- Requirements -
Return all lines in the material below that contain "infrastructure".
▽
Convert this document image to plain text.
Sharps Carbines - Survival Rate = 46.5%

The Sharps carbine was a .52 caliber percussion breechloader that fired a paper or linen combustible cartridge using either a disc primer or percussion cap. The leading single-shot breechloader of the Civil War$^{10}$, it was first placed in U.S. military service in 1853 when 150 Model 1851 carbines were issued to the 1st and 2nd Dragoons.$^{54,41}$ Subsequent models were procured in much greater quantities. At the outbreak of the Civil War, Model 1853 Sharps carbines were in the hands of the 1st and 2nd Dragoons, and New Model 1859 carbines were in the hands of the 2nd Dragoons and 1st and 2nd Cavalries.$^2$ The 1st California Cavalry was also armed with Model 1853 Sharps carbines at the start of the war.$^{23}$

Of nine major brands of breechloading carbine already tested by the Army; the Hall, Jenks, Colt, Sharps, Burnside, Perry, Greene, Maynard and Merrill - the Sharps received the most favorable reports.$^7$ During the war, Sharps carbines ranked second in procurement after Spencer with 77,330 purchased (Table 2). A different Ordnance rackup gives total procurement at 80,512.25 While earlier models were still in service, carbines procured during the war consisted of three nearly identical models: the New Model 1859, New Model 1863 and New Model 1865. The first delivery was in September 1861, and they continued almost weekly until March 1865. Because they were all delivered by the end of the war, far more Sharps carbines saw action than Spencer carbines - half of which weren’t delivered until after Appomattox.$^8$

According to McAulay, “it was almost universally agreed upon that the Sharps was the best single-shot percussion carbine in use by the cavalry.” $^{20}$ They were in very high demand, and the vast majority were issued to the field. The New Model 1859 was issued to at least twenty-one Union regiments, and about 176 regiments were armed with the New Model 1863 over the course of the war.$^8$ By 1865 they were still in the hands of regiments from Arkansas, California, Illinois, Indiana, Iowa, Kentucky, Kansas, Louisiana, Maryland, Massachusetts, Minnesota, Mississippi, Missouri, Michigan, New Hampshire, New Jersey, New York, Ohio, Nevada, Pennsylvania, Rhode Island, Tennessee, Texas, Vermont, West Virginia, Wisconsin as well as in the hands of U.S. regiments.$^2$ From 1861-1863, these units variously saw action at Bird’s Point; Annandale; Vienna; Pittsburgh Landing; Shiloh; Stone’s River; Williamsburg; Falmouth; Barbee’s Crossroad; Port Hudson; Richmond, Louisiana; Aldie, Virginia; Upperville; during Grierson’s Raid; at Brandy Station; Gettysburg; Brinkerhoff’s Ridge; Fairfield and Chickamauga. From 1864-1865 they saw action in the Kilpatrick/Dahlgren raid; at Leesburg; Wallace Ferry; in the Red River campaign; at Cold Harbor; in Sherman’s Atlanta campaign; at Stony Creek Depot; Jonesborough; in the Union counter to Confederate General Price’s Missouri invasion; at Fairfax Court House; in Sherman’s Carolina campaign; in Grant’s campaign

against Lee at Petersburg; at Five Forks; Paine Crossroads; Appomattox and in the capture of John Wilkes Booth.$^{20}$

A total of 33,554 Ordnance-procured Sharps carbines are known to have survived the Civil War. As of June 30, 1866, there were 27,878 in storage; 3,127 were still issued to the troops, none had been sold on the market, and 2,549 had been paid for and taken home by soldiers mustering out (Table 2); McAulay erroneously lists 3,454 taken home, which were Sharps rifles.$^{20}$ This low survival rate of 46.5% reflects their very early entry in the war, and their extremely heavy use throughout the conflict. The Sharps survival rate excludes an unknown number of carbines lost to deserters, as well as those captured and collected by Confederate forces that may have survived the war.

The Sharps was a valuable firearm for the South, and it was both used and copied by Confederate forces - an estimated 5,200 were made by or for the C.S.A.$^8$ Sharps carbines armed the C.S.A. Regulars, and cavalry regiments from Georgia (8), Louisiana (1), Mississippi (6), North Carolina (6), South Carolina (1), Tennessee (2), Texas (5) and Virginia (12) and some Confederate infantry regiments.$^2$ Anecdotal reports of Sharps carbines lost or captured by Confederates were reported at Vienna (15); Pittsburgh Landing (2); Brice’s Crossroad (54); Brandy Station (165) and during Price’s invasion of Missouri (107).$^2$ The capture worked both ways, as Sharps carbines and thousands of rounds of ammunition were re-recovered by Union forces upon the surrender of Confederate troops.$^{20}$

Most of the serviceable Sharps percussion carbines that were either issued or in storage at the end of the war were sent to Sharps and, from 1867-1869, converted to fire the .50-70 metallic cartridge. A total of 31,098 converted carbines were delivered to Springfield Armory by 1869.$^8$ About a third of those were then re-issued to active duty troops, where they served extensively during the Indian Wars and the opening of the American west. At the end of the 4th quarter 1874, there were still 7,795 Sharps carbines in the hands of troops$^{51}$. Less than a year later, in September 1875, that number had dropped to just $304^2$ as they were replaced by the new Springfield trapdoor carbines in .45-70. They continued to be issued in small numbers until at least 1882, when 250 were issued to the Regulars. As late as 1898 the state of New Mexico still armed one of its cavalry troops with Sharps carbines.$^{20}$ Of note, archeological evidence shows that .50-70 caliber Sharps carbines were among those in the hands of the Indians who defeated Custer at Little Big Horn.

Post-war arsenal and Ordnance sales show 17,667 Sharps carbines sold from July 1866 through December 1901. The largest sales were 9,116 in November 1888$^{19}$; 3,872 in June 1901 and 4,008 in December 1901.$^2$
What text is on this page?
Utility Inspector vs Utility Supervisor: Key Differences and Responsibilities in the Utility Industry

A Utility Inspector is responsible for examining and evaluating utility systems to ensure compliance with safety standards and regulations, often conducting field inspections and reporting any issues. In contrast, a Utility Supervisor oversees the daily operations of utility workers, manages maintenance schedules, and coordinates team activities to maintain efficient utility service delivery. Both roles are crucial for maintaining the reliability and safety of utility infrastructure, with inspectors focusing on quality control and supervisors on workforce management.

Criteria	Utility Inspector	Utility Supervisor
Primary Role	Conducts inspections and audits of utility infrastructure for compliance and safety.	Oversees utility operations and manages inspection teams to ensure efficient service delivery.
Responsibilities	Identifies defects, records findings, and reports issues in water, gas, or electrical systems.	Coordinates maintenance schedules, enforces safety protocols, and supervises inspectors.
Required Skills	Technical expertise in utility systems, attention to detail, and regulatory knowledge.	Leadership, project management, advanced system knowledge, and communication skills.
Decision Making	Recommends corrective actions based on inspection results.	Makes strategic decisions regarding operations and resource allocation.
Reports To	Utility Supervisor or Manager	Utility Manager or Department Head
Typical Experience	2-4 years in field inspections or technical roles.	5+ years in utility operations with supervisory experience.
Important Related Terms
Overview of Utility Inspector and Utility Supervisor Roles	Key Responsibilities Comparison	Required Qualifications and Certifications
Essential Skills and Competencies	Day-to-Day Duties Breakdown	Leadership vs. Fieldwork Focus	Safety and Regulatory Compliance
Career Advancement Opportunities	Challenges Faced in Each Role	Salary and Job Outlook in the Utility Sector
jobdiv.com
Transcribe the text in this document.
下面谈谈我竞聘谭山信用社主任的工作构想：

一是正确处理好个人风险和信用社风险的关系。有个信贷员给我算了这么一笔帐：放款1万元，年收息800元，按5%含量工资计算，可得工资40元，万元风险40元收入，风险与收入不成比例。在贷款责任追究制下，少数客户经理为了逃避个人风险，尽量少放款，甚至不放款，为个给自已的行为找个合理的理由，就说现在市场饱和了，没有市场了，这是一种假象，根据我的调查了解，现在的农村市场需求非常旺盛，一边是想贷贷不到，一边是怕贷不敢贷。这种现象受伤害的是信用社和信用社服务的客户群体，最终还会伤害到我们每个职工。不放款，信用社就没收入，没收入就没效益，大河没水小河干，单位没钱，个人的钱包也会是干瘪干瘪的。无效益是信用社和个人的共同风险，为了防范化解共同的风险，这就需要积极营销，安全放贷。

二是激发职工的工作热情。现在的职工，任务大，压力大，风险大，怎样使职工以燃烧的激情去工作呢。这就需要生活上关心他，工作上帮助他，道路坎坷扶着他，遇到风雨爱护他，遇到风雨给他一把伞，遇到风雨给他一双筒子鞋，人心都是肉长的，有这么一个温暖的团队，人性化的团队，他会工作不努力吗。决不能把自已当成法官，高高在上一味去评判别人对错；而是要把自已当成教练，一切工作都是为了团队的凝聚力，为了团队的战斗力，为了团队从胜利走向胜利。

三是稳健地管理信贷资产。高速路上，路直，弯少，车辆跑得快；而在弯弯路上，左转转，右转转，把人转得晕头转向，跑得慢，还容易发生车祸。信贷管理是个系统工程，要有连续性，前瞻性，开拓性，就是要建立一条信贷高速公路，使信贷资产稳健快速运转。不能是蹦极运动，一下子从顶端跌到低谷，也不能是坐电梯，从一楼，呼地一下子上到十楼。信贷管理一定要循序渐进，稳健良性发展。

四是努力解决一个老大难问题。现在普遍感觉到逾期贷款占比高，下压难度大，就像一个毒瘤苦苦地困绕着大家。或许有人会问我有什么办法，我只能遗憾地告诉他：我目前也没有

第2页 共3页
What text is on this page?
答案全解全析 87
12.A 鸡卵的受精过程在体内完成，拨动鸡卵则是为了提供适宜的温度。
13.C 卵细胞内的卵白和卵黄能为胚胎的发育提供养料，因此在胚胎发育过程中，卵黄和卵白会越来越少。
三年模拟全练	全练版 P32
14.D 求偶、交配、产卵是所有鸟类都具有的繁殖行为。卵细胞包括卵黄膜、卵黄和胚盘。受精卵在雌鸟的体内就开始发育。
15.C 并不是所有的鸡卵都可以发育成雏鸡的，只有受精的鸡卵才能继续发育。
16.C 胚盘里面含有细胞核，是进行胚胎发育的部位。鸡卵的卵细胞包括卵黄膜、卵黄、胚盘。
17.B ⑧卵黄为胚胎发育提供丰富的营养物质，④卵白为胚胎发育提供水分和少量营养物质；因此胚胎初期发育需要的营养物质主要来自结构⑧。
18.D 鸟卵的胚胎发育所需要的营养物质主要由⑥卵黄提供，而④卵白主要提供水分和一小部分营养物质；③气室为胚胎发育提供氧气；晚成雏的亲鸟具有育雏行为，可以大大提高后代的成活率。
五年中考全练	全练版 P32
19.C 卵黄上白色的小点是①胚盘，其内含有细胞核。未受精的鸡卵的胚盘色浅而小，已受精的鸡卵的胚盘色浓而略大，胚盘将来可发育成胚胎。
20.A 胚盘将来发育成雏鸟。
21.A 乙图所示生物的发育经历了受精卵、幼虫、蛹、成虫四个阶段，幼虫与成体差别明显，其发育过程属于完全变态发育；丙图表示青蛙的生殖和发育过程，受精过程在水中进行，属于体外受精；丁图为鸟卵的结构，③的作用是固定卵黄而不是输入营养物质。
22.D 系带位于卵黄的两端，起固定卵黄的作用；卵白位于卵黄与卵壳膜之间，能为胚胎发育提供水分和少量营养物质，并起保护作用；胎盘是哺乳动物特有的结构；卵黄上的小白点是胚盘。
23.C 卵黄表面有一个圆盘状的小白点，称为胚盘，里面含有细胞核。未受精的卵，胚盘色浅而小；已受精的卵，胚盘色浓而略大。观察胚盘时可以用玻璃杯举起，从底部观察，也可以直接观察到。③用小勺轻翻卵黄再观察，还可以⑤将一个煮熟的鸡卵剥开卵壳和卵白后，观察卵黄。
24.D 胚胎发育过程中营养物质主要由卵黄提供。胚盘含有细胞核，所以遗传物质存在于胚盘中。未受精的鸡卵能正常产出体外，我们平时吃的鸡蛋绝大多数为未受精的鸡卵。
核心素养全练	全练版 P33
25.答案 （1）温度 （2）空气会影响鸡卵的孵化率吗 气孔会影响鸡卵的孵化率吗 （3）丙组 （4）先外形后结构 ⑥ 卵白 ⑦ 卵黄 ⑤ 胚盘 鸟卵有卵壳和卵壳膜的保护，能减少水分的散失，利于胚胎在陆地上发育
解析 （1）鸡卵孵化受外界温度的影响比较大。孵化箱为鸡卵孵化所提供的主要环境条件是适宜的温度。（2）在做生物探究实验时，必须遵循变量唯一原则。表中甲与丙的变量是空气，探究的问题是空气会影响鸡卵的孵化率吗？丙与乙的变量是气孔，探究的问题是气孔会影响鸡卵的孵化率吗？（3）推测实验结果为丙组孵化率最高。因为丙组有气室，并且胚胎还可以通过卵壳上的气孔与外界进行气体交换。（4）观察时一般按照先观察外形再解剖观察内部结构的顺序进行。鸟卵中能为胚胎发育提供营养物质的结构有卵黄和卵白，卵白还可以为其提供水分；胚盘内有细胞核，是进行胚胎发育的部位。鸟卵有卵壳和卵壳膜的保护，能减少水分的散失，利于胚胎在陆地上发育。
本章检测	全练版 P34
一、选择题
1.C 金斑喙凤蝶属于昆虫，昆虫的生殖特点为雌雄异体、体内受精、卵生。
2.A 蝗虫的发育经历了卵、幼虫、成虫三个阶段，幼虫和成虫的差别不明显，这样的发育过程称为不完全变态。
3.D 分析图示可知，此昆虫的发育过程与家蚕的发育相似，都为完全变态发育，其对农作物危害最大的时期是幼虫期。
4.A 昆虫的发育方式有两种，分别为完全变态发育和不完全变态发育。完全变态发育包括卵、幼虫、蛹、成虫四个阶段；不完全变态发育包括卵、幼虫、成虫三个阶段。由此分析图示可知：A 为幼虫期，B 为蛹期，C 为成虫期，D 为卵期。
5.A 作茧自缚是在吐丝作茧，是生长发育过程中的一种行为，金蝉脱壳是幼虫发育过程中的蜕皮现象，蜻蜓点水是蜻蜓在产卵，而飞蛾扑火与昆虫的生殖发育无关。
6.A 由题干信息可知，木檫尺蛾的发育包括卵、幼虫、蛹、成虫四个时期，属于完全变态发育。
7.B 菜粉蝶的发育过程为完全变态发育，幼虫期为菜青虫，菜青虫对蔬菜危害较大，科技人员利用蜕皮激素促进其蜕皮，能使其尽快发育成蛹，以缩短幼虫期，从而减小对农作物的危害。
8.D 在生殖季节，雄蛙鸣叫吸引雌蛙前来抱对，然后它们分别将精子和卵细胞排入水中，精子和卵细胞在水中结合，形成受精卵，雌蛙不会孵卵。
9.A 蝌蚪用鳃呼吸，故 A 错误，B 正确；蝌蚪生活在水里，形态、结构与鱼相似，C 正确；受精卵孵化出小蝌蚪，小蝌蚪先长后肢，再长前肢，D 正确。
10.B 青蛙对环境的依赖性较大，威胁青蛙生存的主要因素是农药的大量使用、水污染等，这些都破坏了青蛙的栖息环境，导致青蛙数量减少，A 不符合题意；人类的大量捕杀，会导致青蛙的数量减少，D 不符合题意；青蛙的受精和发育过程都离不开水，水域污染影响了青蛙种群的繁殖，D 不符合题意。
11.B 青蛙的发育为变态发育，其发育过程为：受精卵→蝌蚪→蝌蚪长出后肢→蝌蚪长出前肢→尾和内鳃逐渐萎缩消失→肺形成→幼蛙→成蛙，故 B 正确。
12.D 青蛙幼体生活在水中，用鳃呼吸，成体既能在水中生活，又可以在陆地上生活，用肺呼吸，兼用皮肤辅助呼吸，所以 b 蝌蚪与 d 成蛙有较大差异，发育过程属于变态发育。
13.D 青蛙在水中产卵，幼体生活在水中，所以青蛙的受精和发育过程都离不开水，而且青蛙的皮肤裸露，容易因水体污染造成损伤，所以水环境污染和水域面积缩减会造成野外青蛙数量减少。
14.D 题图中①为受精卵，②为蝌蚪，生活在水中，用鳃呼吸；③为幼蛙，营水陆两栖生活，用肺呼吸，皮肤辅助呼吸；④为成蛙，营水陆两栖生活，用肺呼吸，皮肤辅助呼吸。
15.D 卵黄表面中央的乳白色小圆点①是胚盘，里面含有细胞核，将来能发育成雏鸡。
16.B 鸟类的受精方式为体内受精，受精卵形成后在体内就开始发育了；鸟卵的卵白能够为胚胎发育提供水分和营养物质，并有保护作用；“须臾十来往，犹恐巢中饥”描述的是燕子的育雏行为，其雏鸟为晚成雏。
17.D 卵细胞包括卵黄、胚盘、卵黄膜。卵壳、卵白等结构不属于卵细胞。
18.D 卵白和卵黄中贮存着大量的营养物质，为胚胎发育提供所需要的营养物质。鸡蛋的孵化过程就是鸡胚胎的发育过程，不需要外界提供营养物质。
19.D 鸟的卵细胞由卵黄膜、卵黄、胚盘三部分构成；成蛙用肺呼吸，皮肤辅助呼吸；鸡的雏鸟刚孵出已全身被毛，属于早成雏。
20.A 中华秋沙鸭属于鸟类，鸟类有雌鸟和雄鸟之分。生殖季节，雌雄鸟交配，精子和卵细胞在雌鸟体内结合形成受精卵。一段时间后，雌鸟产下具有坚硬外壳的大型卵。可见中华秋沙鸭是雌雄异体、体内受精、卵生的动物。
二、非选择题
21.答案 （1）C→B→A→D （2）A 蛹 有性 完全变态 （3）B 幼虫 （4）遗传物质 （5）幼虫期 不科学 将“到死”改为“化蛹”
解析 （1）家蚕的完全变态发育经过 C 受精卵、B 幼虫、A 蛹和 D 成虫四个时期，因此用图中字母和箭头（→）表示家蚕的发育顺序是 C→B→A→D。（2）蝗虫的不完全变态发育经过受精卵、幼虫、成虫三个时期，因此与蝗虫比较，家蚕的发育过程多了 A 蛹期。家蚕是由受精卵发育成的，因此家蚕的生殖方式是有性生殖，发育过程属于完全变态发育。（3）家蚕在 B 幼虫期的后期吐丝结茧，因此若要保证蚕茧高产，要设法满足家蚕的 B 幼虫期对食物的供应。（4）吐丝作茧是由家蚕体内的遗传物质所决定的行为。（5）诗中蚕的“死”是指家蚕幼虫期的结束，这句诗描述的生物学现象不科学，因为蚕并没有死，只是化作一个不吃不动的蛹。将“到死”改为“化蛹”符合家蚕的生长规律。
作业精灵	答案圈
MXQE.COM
△
- Solution for this problem -
A Utility Inspector is responsible for examining and evaluating utility systems to ensure compliance with safety standards and regulations, often conducting field inspections and reporting any issues. In contrast, a Utility Supervisor oversees the daily operations of utility workers, manages maintenance schedules, and coordinates team activities to maintain efficient utility service delivery. Both roles are crucial for maintaining the reliability and safety of utility infrastructure, with inspectors focusing on quality control and supervisors on workforce management.
Primary Role	Conducts inspections and audits of utility infrastructure for compliance and safety.	Oversees utility operations and manages inspection teams to ensure efficient service delivery.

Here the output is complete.